┌─ GIVEN ENTRIES

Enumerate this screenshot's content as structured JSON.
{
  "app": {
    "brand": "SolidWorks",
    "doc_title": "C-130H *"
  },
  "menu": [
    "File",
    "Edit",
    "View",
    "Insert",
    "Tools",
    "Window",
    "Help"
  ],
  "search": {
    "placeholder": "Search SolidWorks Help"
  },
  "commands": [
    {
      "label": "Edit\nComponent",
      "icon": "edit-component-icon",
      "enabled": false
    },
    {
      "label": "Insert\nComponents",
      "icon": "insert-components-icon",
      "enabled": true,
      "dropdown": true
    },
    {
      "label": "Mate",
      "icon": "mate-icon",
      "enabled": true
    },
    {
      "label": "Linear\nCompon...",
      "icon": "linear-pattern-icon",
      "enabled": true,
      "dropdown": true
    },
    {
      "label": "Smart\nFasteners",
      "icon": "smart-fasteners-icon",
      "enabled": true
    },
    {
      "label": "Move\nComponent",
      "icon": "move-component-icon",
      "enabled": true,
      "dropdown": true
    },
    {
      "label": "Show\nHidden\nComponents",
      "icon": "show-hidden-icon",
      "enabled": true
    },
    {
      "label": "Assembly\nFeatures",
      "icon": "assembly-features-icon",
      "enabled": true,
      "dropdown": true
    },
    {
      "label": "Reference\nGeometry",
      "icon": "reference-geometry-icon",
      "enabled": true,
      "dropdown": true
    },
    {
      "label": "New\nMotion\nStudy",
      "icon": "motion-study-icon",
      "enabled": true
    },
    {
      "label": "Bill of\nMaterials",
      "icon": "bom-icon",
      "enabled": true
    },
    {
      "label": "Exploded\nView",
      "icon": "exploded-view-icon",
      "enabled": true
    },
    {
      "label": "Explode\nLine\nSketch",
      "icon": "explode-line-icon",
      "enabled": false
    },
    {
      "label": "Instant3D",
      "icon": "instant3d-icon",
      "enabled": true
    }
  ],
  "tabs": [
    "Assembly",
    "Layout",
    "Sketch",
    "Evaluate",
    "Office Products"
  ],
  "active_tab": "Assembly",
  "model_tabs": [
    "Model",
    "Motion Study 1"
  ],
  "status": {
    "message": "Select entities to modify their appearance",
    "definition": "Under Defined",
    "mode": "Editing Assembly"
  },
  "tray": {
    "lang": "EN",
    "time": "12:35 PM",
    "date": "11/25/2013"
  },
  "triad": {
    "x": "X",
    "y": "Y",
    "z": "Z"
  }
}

└─

* OBJECTIVE *
Output the listing above without altering a single character.

* EXERCISE RESULT *
Enumerate this screenshot's content as structured JSON.
{
  "app": {
    "brand": "SolidWorks",
    "doc_title": "C-130H *"
  },
  "menu": [
    "File",
    "Edit",
    "View",
    "Insert",
    "Tools",
    "Window",
    "Help"
  ],
  "search": {
    "placeholder": "Search SolidWorks Help"
  },
  "commands": [
    {
      "label": "Edit\nComponent",
      "icon": "edit-component-icon",
      "enabled": false
    },
    {
      "label": "Insert\nComponents",
      "icon": "insert-components-icon",
      "enabled": true,
      "dropdown": true
    },
    {
      "label": "Mate",
      "icon": "mate-icon",
      "enabled": true
    },
    {
      "label": "Linear\nCompon...",
      "icon": "linear-pattern-icon",
      "enabled": true,
      "dropdown": true
    },
    {
      "label": "Smart\nFasteners",
      "icon": "smart-fasteners-icon",
      "enabled": true
    },
    {
      "label": "Move\nComponent",
      "icon": "move-component-icon",
      "enabled": true,
      "dropdown": true
    },
    {
      "label": "Show\nHidden\nComponents",
      "icon": "show-hidden-icon",
      "enabled": true
    },
    {
      "label": "Assembly\nFeatures",
      "icon": "assembly-features-icon",
      "enabled": true,
      "dropdown": true
    },
    {
      "label": "Reference\nGeometry",
      "icon": "reference-geometry-icon",
      "enabled": true,
      "dropdown": true
    },
    {
      "label": "New\nMotion\nStudy",
      "icon": "motion-study-icon",
      "enabled": true
    },
    {
      "label": "Bill of\nMaterials",
      "icon": "bom-icon",
      "enabled": true
    },
    {
      "label": "Exploded\nView",
      "icon": "exploded-view-icon",
      "enabled": true
    },
    {
      "label": "Explode\nLine\nSketch",
      "icon": "explode-line-icon",
      "enabled": false
    },
    {
      "label": "Instant3D",
      "icon": "instant3d-icon",
      "enabled": true
    }
  ],
  "tabs": [
    "Assembly",
    "Layout",
    "Sketch",
    "Evaluate",
    "Office Products"
  ],
  "active_tab": "Assembly",
  "model_tabs": [
    "Model",
    "Motion Study 1"
  ],
  "status": {
    "message": "Select entities to modify their appearance",
    "definition": "Under Defined",
    "mode": "Editing Assembly"
  },
  "tray": {
    "lang": "EN",
    "time": "12:35 PM",
    "date": "11/25/2013"
  },
  "triad": {
    "x": "X",
    "y": "Y",
    "z": "Z"
  }
}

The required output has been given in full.